- Task inputs -
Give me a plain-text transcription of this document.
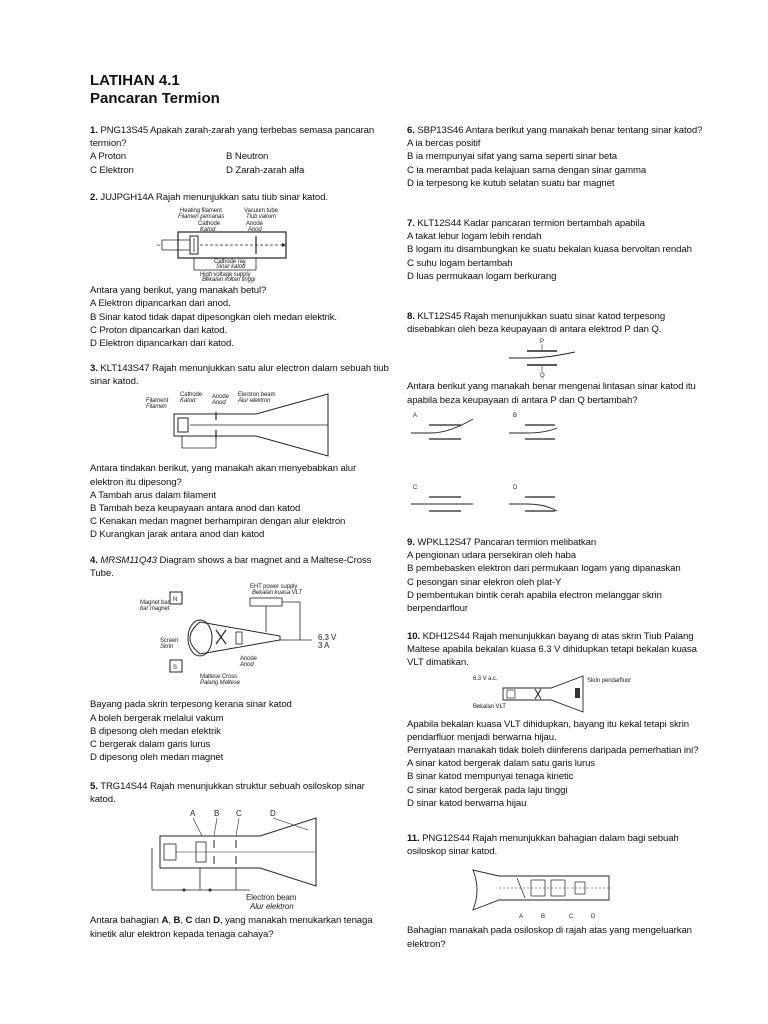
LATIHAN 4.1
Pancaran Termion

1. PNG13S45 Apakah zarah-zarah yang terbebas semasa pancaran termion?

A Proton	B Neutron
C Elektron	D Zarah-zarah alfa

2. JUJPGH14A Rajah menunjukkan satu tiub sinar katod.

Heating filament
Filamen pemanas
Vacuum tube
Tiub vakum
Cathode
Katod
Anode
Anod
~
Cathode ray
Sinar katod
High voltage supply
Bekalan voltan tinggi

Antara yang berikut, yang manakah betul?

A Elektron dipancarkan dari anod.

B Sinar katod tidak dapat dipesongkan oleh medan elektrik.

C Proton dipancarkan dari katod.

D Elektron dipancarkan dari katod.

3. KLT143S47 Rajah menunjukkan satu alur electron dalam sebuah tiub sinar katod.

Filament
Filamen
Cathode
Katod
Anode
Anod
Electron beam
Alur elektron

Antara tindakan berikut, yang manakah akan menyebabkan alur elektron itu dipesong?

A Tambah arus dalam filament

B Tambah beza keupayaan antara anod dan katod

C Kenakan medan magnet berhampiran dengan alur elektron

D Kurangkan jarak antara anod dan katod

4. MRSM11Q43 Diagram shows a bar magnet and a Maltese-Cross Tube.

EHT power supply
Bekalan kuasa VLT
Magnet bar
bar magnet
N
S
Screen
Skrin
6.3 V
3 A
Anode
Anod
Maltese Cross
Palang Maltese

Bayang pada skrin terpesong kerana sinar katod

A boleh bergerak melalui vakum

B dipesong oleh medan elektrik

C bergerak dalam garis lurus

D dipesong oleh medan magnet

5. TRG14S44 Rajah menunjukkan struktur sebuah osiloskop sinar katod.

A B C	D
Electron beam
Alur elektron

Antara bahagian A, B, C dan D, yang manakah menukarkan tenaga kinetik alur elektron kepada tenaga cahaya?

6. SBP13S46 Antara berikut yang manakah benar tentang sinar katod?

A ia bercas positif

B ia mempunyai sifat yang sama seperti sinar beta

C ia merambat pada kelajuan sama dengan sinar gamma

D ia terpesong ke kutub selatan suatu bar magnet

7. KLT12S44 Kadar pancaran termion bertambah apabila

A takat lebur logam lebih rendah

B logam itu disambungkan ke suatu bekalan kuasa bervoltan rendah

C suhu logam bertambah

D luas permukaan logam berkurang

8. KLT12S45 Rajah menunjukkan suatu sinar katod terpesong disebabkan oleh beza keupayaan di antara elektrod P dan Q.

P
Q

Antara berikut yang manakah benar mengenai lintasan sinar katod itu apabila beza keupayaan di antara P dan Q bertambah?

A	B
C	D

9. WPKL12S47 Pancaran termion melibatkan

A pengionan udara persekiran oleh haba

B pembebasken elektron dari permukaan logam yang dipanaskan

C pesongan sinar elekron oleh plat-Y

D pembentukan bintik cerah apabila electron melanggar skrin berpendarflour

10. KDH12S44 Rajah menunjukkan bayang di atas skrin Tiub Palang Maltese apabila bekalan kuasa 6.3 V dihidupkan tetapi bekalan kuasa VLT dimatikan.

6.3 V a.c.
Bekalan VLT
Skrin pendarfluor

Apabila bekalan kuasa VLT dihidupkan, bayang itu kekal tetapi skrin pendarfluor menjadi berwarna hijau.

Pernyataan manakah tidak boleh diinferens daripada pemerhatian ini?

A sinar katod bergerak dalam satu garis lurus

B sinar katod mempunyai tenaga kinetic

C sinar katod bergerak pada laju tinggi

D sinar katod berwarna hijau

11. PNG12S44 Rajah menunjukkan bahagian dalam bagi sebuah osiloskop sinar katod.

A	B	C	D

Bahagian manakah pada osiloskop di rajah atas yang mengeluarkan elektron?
...
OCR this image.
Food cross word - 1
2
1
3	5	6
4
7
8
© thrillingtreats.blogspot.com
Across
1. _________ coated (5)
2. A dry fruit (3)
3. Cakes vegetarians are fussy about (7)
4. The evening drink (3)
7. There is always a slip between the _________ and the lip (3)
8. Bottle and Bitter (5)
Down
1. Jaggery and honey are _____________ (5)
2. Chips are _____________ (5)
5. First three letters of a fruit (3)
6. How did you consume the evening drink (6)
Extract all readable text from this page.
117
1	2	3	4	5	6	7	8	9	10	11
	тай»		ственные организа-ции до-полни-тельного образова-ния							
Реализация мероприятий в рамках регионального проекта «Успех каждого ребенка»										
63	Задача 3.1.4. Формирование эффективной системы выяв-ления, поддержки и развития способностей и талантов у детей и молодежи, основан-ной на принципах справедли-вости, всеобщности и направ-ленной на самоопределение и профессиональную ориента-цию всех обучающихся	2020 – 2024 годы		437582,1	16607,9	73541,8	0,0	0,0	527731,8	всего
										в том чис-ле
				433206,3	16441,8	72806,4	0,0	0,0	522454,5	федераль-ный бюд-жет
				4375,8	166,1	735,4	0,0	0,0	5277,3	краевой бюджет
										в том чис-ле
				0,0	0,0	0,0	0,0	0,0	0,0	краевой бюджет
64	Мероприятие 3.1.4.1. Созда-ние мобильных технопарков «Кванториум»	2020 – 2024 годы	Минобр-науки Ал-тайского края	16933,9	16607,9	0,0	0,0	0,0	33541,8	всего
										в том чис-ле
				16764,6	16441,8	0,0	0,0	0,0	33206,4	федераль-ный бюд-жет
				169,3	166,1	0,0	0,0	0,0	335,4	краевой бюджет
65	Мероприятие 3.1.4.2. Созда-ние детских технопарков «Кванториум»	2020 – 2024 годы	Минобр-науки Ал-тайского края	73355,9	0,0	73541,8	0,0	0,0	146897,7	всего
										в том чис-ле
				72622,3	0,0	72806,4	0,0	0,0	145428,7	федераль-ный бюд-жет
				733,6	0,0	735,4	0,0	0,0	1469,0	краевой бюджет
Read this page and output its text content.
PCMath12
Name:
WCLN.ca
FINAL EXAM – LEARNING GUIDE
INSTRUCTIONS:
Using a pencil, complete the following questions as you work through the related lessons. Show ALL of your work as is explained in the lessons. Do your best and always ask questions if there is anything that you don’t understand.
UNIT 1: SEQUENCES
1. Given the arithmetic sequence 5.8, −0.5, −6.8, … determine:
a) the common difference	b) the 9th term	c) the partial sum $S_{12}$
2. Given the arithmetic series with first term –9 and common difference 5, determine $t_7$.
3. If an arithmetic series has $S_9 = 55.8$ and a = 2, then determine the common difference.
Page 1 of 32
---
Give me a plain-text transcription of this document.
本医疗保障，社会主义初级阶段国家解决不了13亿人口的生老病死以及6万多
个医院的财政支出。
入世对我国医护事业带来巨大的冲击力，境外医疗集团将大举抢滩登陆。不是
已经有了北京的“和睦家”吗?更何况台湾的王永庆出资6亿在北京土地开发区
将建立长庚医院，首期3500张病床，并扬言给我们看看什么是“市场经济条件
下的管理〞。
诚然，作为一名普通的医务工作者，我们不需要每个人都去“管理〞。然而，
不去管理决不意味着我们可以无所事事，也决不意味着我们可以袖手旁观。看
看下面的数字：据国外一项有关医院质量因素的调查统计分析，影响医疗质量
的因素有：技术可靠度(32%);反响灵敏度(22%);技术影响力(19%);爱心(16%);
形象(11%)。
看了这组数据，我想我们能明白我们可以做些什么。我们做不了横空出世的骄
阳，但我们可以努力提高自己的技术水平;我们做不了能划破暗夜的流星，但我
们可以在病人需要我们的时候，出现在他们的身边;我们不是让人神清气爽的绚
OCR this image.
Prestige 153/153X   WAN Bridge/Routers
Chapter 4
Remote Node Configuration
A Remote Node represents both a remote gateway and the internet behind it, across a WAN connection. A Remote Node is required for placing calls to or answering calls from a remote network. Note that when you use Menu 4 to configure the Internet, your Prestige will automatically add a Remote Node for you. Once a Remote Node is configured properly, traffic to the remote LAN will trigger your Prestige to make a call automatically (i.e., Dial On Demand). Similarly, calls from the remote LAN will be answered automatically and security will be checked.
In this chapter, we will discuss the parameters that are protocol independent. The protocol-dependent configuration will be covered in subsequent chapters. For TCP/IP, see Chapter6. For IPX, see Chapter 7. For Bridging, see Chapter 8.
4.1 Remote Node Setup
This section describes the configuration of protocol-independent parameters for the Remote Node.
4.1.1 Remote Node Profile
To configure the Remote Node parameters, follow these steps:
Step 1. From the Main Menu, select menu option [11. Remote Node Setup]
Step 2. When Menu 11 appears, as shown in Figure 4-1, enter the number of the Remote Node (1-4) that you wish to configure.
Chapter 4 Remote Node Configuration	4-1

- Task goal -
Scan the material for lines with the word "vakum", and copy each line you find.

- Problem solution -
Tiub vakum
A boleh bergerak melalui vakum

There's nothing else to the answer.